(Collection entries)
## Begin

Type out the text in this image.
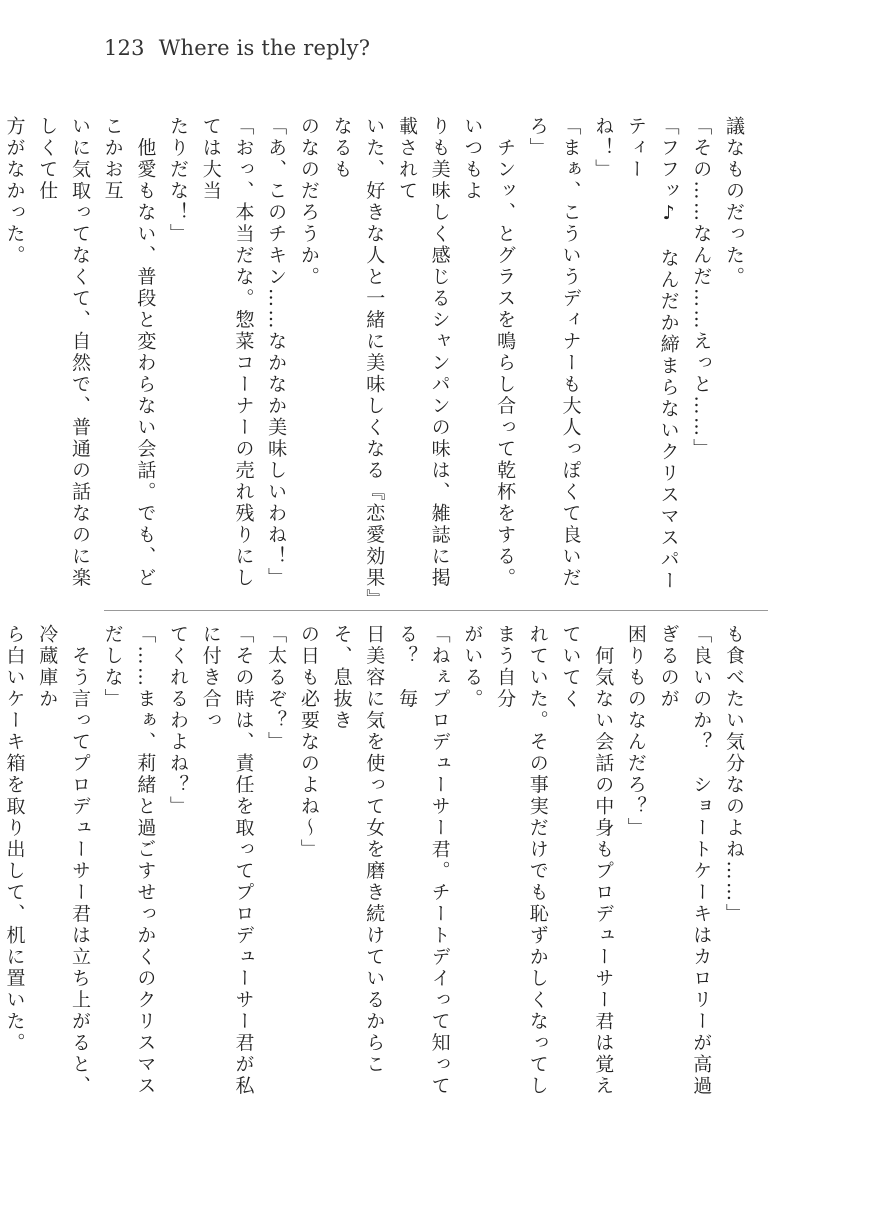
123 Where is the reply?

議なものだった。

「その……なんだ……えっと……」

「フフッ♪　なんだか締まらないクリスマスパーティー

ね！」

「まぁ、こういうディナーも大人っぽくて良いだろ」

　チンッ、とグラスを鳴らし合って乾杯をする。いつもよ

りも美味しく感じるシャンパンの味は、雑誌に掲載されて

いた、好きな人と一緒に美味しくなる『恋愛効果』なるも

のなのだろうか。

「あ、このチキン……なかなか美味しいわね！」

「おっ、本当だな。惣菜コーナーの売れ残りにしては大当

たりだな！」

　他愛もない、普段と変わらない会話。でも、どこかお互

いに気取ってなくて、自然で、普通の話なのに楽しくて仕

方がなかった。

も食べたい気分なのよね……」

「良いのか？　ショートケーキはカロリーが高過ぎるのが

困りものなんだろ？」

　何気ない会話の中身もプロデューサー君は覚えていてく

れていた。その事実だけでも恥ずかしくなってしまう自分

がいる。

「ねぇプロデューサー君。チートデイって知ってる？　毎

日美容に気を使って女を磨き続けているからこそ、息抜き

の日も必要なのよね～」

「太るぞ？」

「その時は、責任を取ってプロデューサー君が私に付き合っ

てくれるわよね？」

「……まぁ、莉緒と過ごすせっかくのクリスマスだしな」

　そう言ってプロデューサー君は立ち上がると、冷蔵庫か

ら白いケーキ箱を取り出して、机に置いた。
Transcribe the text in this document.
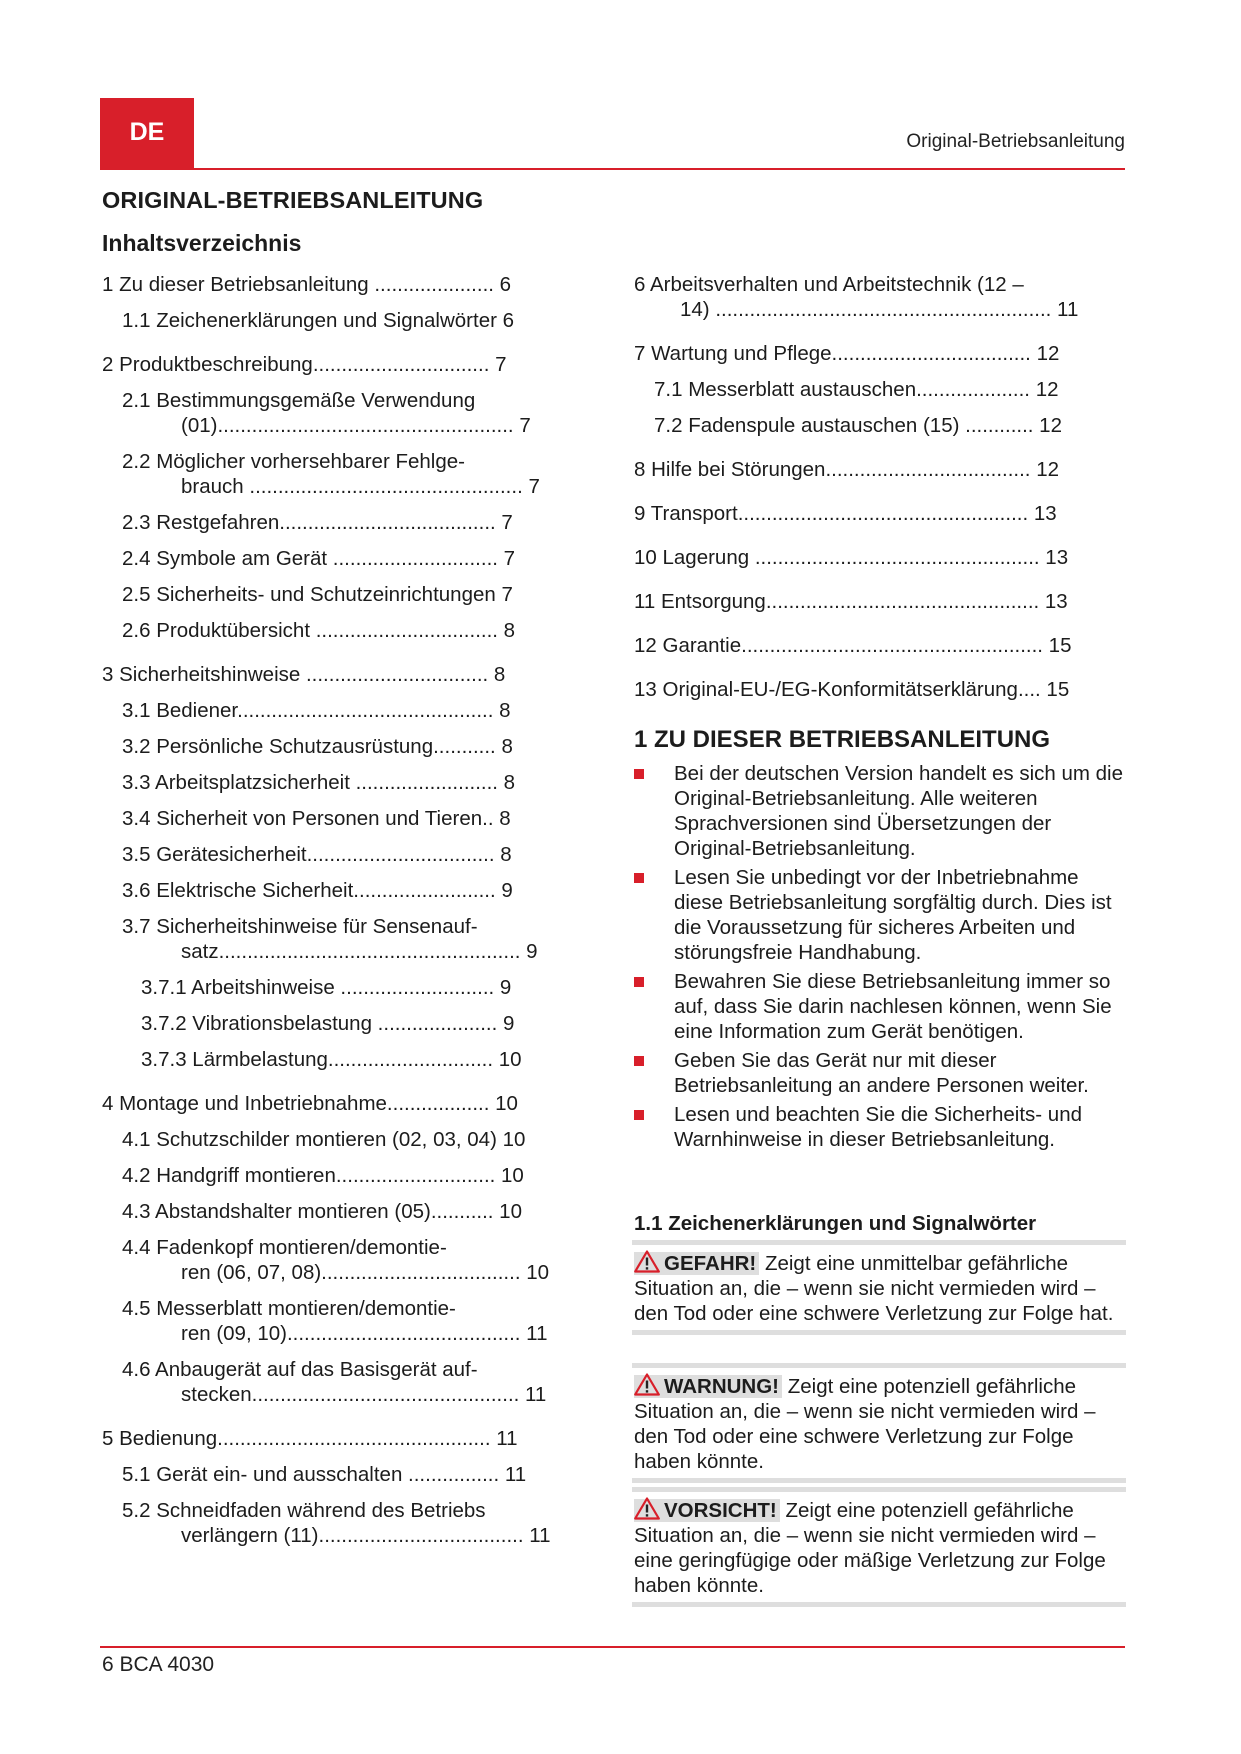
DE	Original-Betriebsanleitung
ORIGINAL-BETRIEBSANLEITUNG
Inhaltsverzeichnis
1 Zu dieser Betriebsanleitung ..................... 6
1.1 Zeichenerklärungen und Signalwörter 6
2 Produktbeschreibung............................... 7
2.1 Bestimmungsgemäße Verwendung
(01).................................................... 7
2.2 Möglicher vorhersehbarer Fehlge-
brauch ................................................ 7
2.3 Restgefahren...................................... 7
2.4 Symbole am Gerät ............................. 7
2.5 Sicherheits- und Schutzeinrichtungen 7
2.6 Produktübersicht ................................ 8
3 Sicherheitshinweise ................................ 8
3.1 Bediener............................................. 8
3.2 Persönliche Schutzausrüstung........... 8
3.3 Arbeitsplatzsicherheit ......................... 8
3.4 Sicherheit von Personen und Tieren.. 8
3.5 Gerätesicherheit................................. 8
3.6 Elektrische Sicherheit......................... 9
3.7 Sicherheitshinweise für Sensenauf-
satz..................................................... 9
3.7.1 Arbeitshinweise ........................... 9
3.7.2 Vibrationsbelastung ..................... 9
3.7.3 Lärmbelastung............................. 10
4 Montage und Inbetriebnahme.................. 10
4.1 Schutzschilder montieren (02, 03, 04) 10
4.2 Handgriff montieren............................ 10
4.3 Abstandshalter montieren (05)........... 10
4.4 Fadenkopf montieren/demontie-
ren (06, 07, 08)................................... 10
4.5 Messerblatt montieren/demontie-
ren (09, 10)......................................... 11
4.6 Anbaugerät auf das Basisgerät auf-
stecken............................................... 11
5 Bedienung................................................ 11
5.1 Gerät ein- und ausschalten ................ 11
5.2 Schneidfaden während des Betriebs
verlängern (11).................................... 11
6 Arbeitsverhalten und Arbeitstechnik (12 –
14) ........................................................... 11
7 Wartung und Pflege................................... 12
7.1 Messerblatt austauschen.................... 12
7.2 Fadenspule austauschen (15) ............ 12
8 Hilfe bei Störungen.................................... 12
9 Transport................................................... 13
10 Lagerung .................................................. 13
11 Entsorgung................................................ 13
12 Garantie..................................................... 15
13 Original-EU-/EG-Konformitätserklärung.... 15
1 ZU DIESER BETRIEBSANLEITUNG
Bei der deutschen Version handelt es sich um die Original-Betriebsanleitung. Alle weiteren Sprachversionen sind Übersetzungen der Original-Betriebsanleitung.
Lesen Sie unbedingt vor der Inbetriebnahme diese Betriebsanleitung sorgfältig durch. Dies ist die Voraussetzung für sicheres Arbeiten und störungsfreie Handhabung.
Bewahren Sie diese Betriebsanleitung immer so auf, dass Sie darin nachlesen können, wenn Sie eine Information zum Gerät benötigen.
Geben Sie das Gerät nur mit dieser Betriebsanleitung an andere Personen weiter.
Lesen und beachten Sie die Sicherheits- und Warnhinweise in dieser Betriebsanleitung.
1.1 Zeichenerklärungen und Signalwörter
GEFAHR! Zeigt eine unmittelbar gefährliche Situation an, die – wenn sie nicht vermieden wird – den Tod oder eine schwere Verletzung zur Folge hat.
WARNUNG! Zeigt eine potenziell gefährliche Situation an, die – wenn sie nicht vermieden wird – den Tod oder eine schwere Verletzung zur Folge haben könnte.
VORSICHT! Zeigt eine potenziell gefährliche Situation an, die – wenn sie nicht vermieden wird – eine geringfügige oder mäßige Verletzung zur Folge haben könnte.
6 BCA 4030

## End

Job:
Search the entries for the string "Sicherheitshinweise" and collect each line that has it.

Solution to this exercise:
3 Sicherheitshinweise ................................ 8
3.7 Sicherheitshinweise für Sensenauf-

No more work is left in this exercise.